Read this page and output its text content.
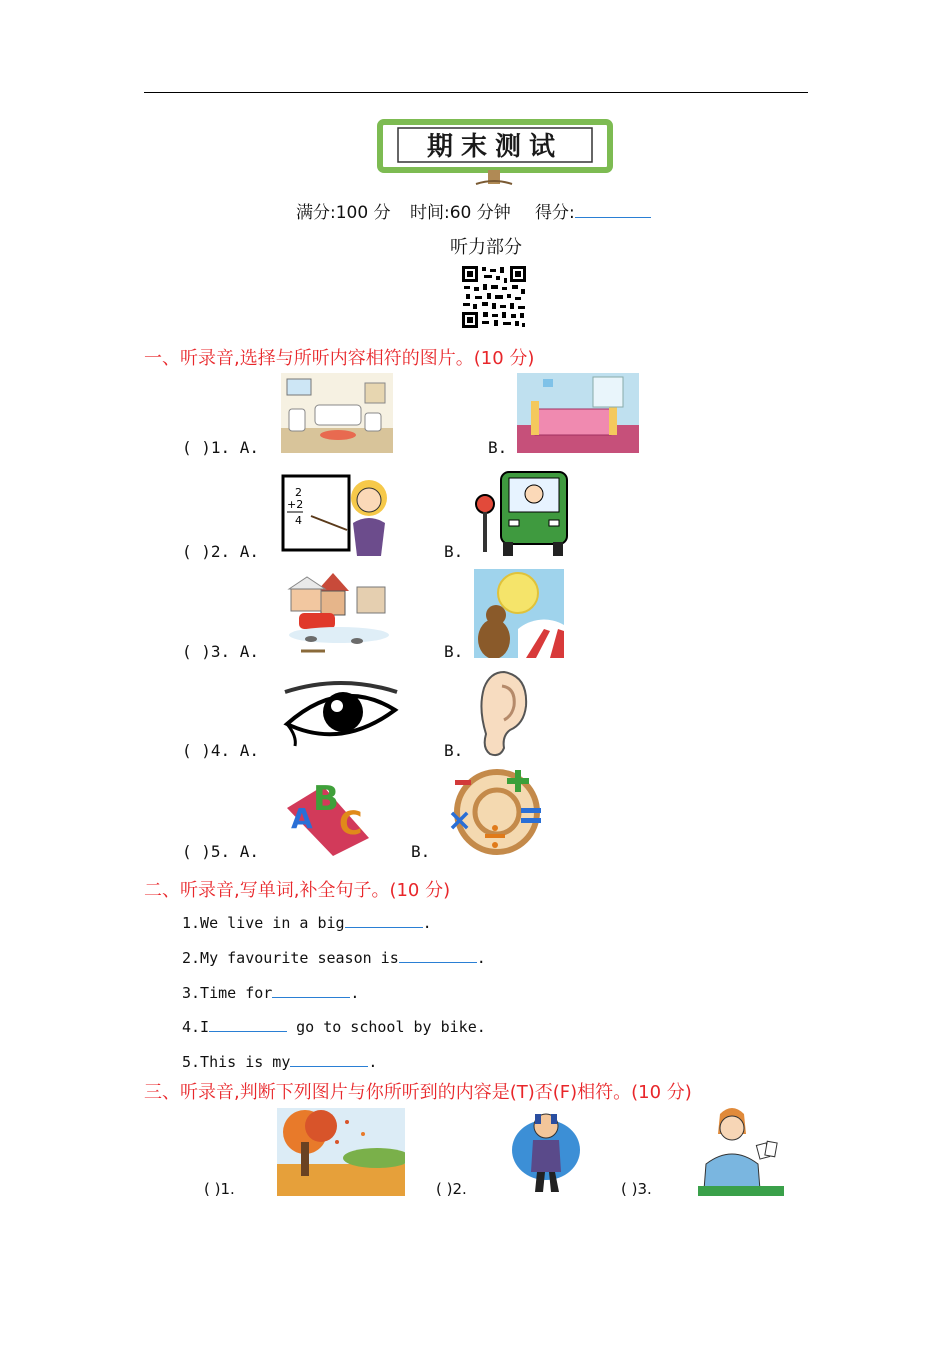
期末测试
满分:100 分 时间:60 分钟 得分:
听力部分
一、听录音,选择与所听内容相符的图片。(10 分)
( )1. A.	B.
2
+2
4
( )2. A.	B.
( )3. A.	B.
( )4. A.	B.
A B
C
( )5. A.	B.
×
二、听录音,写单词,补全句子。(10 分)
1.We live in a big	.
2.My favourite season is	.
3.Time for	.
4.I	go to school by bike.
5.This is my	.
三、听录音,判断下列图片与你所听到的内容是(T)否(F)相符。(10 分)
( )1.	( )2.	( )3.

+ + + +

Write out every record above exactly as it stands, but leave out the pictures.

Read this page and output its text content.
期末测试
满分:100 分 时间:60 分钟 得分:
听力部分
一、听录音,选择与所听内容相符的图片。(10 分)
( )1. A.	B.
2
+2
4
( )2. A.	B.
( )3. A.	B.
( )4. A.	B.
A B
C
( )5. A.	B.
×
二、听录音,写单词,补全句子。(10 分)
1.We live in a big	.
2.My favourite season is	.
3.Time for	.
4.I	go to school by bike.
5.This is my	.
三、听录音,判断下列图片与你所听到的内容是(T)否(F)相符。(10 分)
( )1.	( )2.	( )3.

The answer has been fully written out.